Figure dataset records:
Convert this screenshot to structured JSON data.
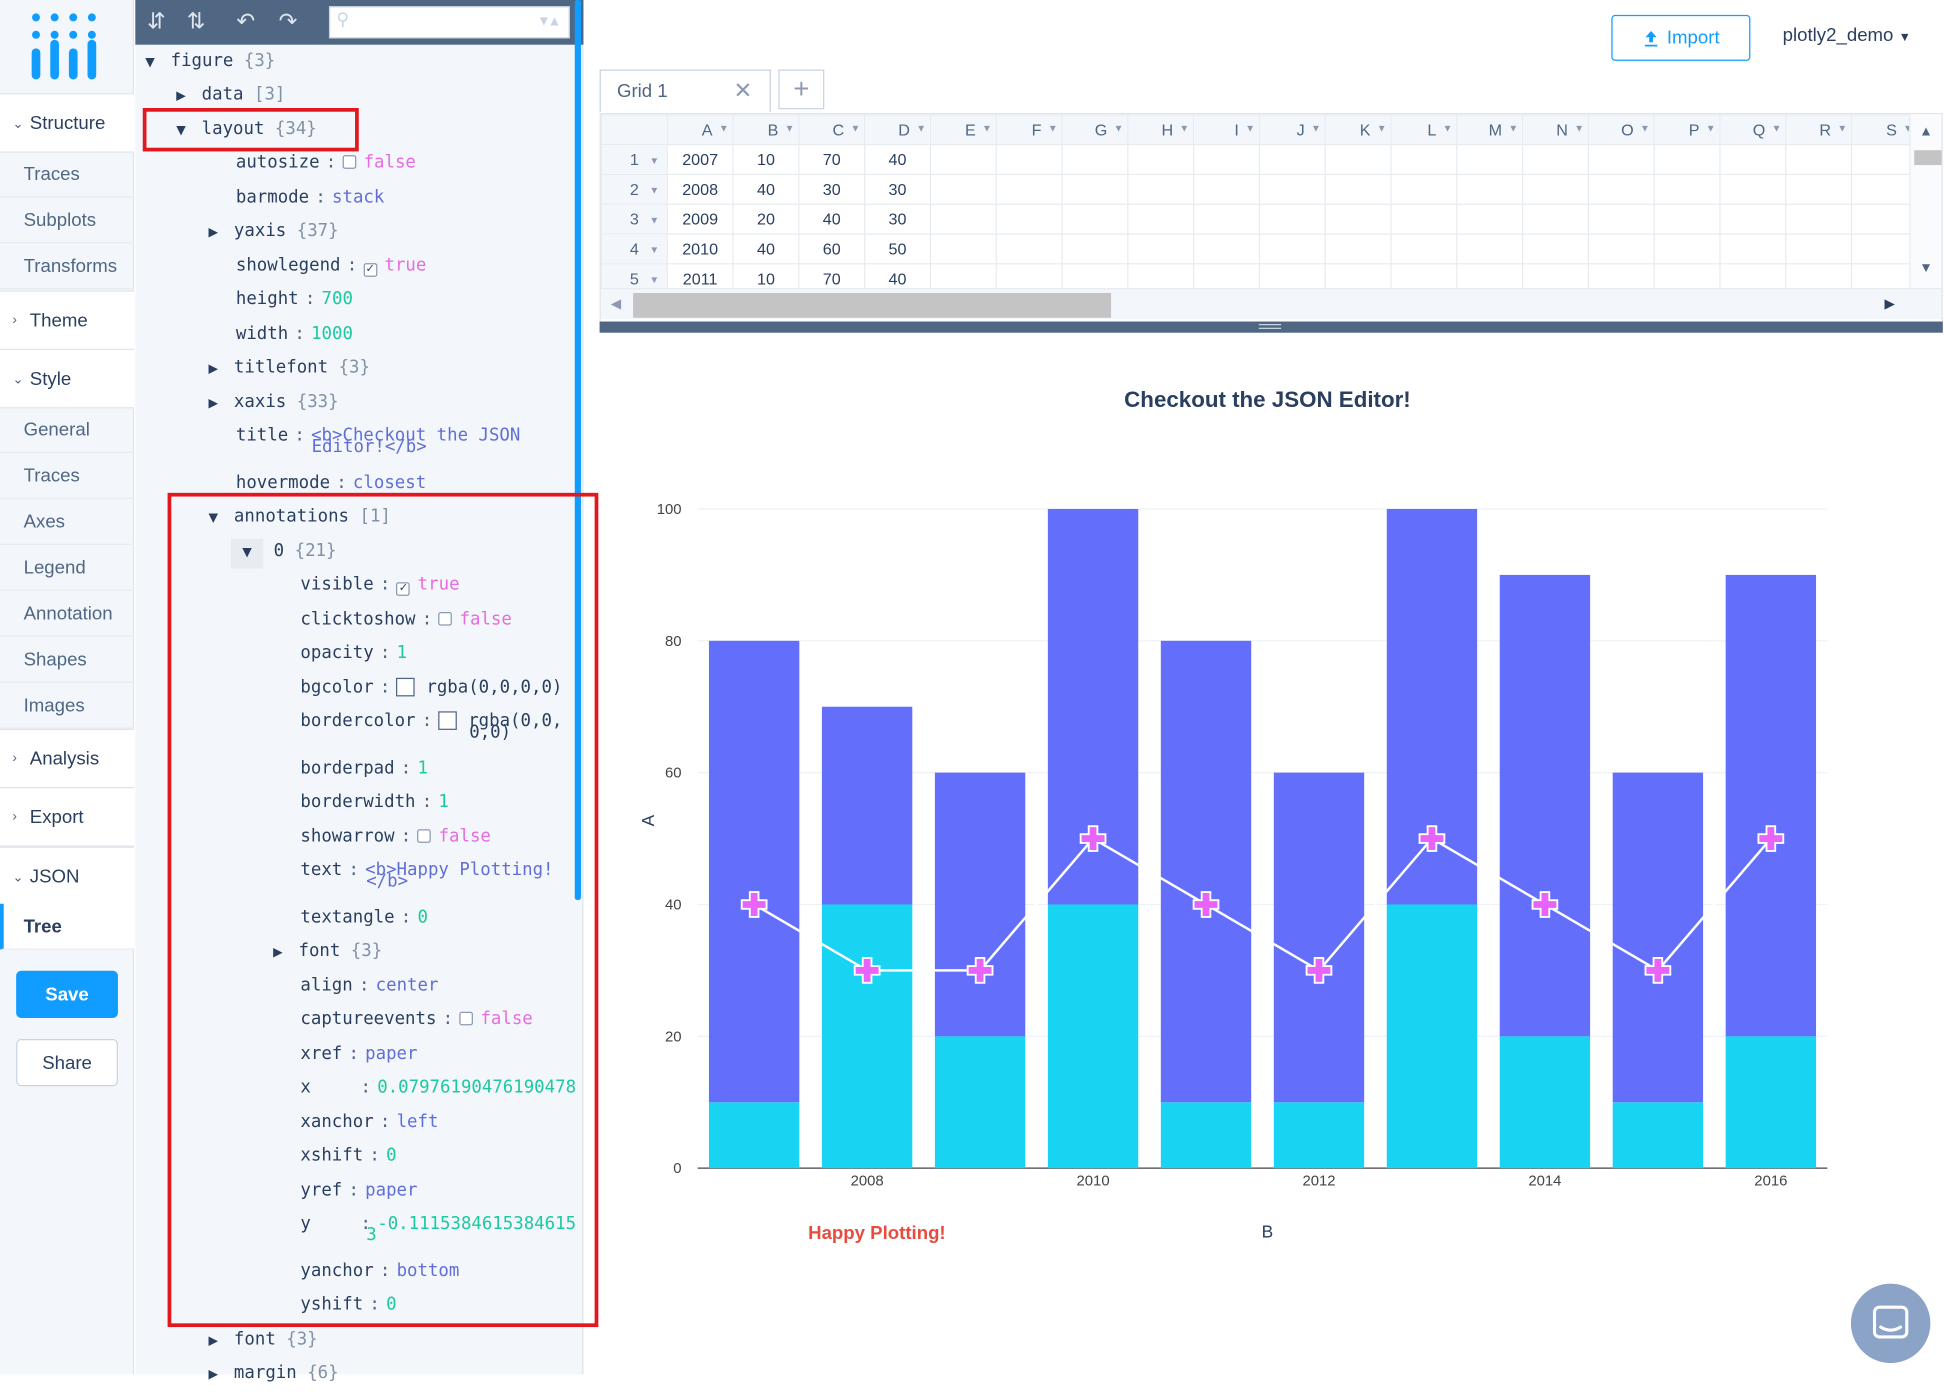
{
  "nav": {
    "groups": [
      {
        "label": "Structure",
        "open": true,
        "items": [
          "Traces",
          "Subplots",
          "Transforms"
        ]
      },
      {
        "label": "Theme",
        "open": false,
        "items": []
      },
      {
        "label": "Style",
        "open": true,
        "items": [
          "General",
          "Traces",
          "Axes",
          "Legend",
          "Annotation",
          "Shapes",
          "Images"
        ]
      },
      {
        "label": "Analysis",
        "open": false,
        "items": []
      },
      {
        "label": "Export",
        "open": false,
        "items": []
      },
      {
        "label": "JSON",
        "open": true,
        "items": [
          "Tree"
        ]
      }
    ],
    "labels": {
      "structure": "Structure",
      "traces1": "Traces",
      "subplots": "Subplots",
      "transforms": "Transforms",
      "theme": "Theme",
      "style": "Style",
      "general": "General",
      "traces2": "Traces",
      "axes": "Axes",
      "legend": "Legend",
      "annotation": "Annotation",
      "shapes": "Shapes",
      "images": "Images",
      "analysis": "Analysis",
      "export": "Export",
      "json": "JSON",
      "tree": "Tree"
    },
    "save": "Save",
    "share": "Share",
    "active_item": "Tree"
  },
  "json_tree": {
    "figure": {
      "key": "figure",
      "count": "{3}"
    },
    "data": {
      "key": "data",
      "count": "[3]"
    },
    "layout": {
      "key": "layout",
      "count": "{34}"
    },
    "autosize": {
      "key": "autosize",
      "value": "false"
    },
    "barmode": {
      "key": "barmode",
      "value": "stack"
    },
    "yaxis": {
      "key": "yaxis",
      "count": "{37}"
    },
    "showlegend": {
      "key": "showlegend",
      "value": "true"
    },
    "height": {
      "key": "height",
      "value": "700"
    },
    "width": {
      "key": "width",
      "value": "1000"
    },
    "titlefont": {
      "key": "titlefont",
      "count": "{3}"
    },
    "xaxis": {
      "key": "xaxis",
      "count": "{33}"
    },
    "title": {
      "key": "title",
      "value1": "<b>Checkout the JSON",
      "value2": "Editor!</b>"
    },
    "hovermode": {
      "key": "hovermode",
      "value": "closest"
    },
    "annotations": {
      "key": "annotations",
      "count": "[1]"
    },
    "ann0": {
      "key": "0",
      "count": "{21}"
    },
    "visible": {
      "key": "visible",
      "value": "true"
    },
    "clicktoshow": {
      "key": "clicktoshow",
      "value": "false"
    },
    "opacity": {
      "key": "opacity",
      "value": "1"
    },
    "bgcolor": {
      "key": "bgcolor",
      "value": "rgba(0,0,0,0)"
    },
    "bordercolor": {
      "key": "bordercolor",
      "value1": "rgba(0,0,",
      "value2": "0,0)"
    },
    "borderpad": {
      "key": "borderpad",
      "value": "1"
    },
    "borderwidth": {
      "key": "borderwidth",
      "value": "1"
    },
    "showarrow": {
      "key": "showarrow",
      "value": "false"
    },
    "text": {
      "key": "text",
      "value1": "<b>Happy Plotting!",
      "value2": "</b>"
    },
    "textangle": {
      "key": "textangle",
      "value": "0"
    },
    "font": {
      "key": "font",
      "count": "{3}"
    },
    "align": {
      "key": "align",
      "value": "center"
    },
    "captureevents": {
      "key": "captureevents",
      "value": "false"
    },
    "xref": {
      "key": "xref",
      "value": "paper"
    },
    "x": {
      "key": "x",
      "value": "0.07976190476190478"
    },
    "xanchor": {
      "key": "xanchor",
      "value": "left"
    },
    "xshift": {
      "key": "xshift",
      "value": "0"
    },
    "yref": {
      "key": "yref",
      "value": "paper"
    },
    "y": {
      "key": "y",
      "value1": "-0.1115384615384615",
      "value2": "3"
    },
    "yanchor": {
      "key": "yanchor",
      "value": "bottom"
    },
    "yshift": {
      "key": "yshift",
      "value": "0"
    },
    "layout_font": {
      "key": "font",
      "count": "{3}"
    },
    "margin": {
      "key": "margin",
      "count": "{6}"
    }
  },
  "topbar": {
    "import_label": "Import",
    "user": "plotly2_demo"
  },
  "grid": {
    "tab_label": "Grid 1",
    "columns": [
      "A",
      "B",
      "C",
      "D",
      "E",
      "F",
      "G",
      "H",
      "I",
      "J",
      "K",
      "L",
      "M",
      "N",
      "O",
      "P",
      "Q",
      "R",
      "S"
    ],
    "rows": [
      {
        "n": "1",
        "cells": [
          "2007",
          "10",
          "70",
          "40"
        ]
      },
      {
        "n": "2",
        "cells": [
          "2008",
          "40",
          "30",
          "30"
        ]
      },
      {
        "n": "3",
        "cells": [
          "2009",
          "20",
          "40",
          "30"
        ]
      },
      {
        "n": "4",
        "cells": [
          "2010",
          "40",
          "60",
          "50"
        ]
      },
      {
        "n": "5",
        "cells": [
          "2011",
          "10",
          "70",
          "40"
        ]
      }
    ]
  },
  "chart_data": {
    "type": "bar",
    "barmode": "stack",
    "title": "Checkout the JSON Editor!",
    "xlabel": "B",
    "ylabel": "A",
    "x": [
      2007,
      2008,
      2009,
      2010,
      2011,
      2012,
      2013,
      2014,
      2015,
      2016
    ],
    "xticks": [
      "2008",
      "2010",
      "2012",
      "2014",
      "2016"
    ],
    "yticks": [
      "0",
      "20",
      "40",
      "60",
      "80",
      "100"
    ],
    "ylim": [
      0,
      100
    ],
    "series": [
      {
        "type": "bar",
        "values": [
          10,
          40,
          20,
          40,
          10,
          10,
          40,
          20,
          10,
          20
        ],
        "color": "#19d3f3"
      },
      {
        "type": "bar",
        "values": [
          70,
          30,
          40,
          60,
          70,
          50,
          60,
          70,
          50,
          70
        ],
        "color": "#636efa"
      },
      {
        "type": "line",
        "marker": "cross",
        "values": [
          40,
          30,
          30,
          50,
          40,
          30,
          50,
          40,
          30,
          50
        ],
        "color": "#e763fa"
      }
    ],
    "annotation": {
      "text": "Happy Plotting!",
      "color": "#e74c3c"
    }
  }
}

◆ EXERCISE BRIEF: In your copy, leave out the pictures and reproduce the material above exactly.

◆ THE SOLUTION:
Convert this screenshot to structured JSON data.
{
  "nav": {
    "groups": [
      {
        "label": "Structure",
        "open": true,
        "items": [
          "Traces",
          "Subplots",
          "Transforms"
        ]
      },
      {
        "label": "Theme",
        "open": false,
        "items": []
      },
      {
        "label": "Style",
        "open": true,
        "items": [
          "General",
          "Traces",
          "Axes",
          "Legend",
          "Annotation",
          "Shapes",
          "Images"
        ]
      },
      {
        "label": "Analysis",
        "open": false,
        "items": []
      },
      {
        "label": "Export",
        "open": false,
        "items": []
      },
      {
        "label": "JSON",
        "open": true,
        "items": [
          "Tree"
        ]
      }
    ],
    "labels": {
      "structure": "Structure",
      "traces1": "Traces",
      "subplots": "Subplots",
      "transforms": "Transforms",
      "theme": "Theme",
      "style": "Style",
      "general": "General",
      "traces2": "Traces",
      "axes": "Axes",
      "legend": "Legend",
      "annotation": "Annotation",
      "shapes": "Shapes",
      "images": "Images",
      "analysis": "Analysis",
      "export": "Export",
      "json": "JSON",
      "tree": "Tree"
    },
    "save": "Save",
    "share": "Share",
    "active_item": "Tree"
  },
  "json_tree": {
    "figure": {
      "key": "figure",
      "count": "{3}"
    },
    "data": {
      "key": "data",
      "count": "[3]"
    },
    "layout": {
      "key": "layout",
      "count": "{34}"
    },
    "autosize": {
      "key": "autosize",
      "value": "false"
    },
    "barmode": {
      "key": "barmode",
      "value": "stack"
    },
    "yaxis": {
      "key": "yaxis",
      "count": "{37}"
    },
    "showlegend": {
      "key": "showlegend",
      "value": "true"
    },
    "height": {
      "key": "height",
      "value": "700"
    },
    "width": {
      "key": "width",
      "value": "1000"
    },
    "titlefont": {
      "key": "titlefont",
      "count": "{3}"
    },
    "xaxis": {
      "key": "xaxis",
      "count": "{33}"
    },
    "title": {
      "key": "title",
      "value1": "<b>Checkout the JSON",
      "value2": "Editor!</b>"
    },
    "hovermode": {
      "key": "hovermode",
      "value": "closest"
    },
    "annotations": {
      "key": "annotations",
      "count": "[1]"
    },
    "ann0": {
      "key": "0",
      "count": "{21}"
    },
    "visible": {
      "key": "visible",
      "value": "true"
    },
    "clicktoshow": {
      "key": "clicktoshow",
      "value": "false"
    },
    "opacity": {
      "key": "opacity",
      "value": "1"
    },
    "bgcolor": {
      "key": "bgcolor",
      "value": "rgba(0,0,0,0)"
    },
    "bordercolor": {
      "key": "bordercolor",
      "value1": "rgba(0,0,",
      "value2": "0,0)"
    },
    "borderpad": {
      "key": "borderpad",
      "value": "1"
    },
    "borderwidth": {
      "key": "borderwidth",
      "value": "1"
    },
    "showarrow": {
      "key": "showarrow",
      "value": "false"
    },
    "text": {
      "key": "text",
      "value1": "<b>Happy Plotting!",
      "value2": "</b>"
    },
    "textangle": {
      "key": "textangle",
      "value": "0"
    },
    "font": {
      "key": "font",
      "count": "{3}"
    },
    "align": {
      "key": "align",
      "value": "center"
    },
    "captureevents": {
      "key": "captureevents",
      "value": "false"
    },
    "xref": {
      "key": "xref",
      "value": "paper"
    },
    "x": {
      "key": "x",
      "value": "0.07976190476190478"
    },
    "xanchor": {
      "key": "xanchor",
      "value": "left"
    },
    "xshift": {
      "key": "xshift",
      "value": "0"
    },
    "yref": {
      "key": "yref",
      "value": "paper"
    },
    "y": {
      "key": "y",
      "value1": "-0.1115384615384615",
      "value2": "3"
    },
    "yanchor": {
      "key": "yanchor",
      "value": "bottom"
    },
    "yshift": {
      "key": "yshift",
      "value": "0"
    },
    "layout_font": {
      "key": "font",
      "count": "{3}"
    },
    "margin": {
      "key": "margin",
      "count": "{6}"
    }
  },
  "topbar": {
    "import_label": "Import",
    "user": "plotly2_demo"
  },
  "grid": {
    "tab_label": "Grid 1",
    "columns": [
      "A",
      "B",
      "C",
      "D",
      "E",
      "F",
      "G",
      "H",
      "I",
      "J",
      "K",
      "L",
      "M",
      "N",
      "O",
      "P",
      "Q",
      "R",
      "S"
    ],
    "rows": [
      {
        "n": "1",
        "cells": [
          "2007",
          "10",
          "70",
          "40"
        ]
      },
      {
        "n": "2",
        "cells": [
          "2008",
          "40",
          "30",
          "30"
        ]
      },
      {
        "n": "3",
        "cells": [
          "2009",
          "20",
          "40",
          "30"
        ]
      },
      {
        "n": "4",
        "cells": [
          "2010",
          "40",
          "60",
          "50"
        ]
      },
      {
        "n": "5",
        "cells": [
          "2011",
          "10",
          "70",
          "40"
        ]
      }
    ]
  },
  "chart_data": {
    "type": "bar",
    "barmode": "stack",
    "title": "Checkout the JSON Editor!",
    "xlabel": "B",
    "ylabel": "A",
    "x": [
      2007,
      2008,
      2009,
      2010,
      2011,
      2012,
      2013,
      2014,
      2015,
      2016
    ],
    "xticks": [
      "2008",
      "2010",
      "2012",
      "2014",
      "2016"
    ],
    "yticks": [
      "0",
      "20",
      "40",
      "60",
      "80",
      "100"
    ],
    "ylim": [
      0,
      100
    ],
    "series": [
      {
        "type": "bar",
        "values": [
          10,
          40,
          20,
          40,
          10,
          10,
          40,
          20,
          10,
          20
        ],
        "color": "#19d3f3"
      },
      {
        "type": "bar",
        "values": [
          70,
          30,
          40,
          60,
          70,
          50,
          60,
          70,
          50,
          70
        ],
        "color": "#636efa"
      },
      {
        "type": "line",
        "marker": "cross",
        "values": [
          40,
          30,
          30,
          50,
          40,
          30,
          50,
          40,
          30,
          50
        ],
        "color": "#e763fa"
      }
    ],
    "annotation": {
      "text": "Happy Plotting!",
      "color": "#e74c3c"
    }
  }
}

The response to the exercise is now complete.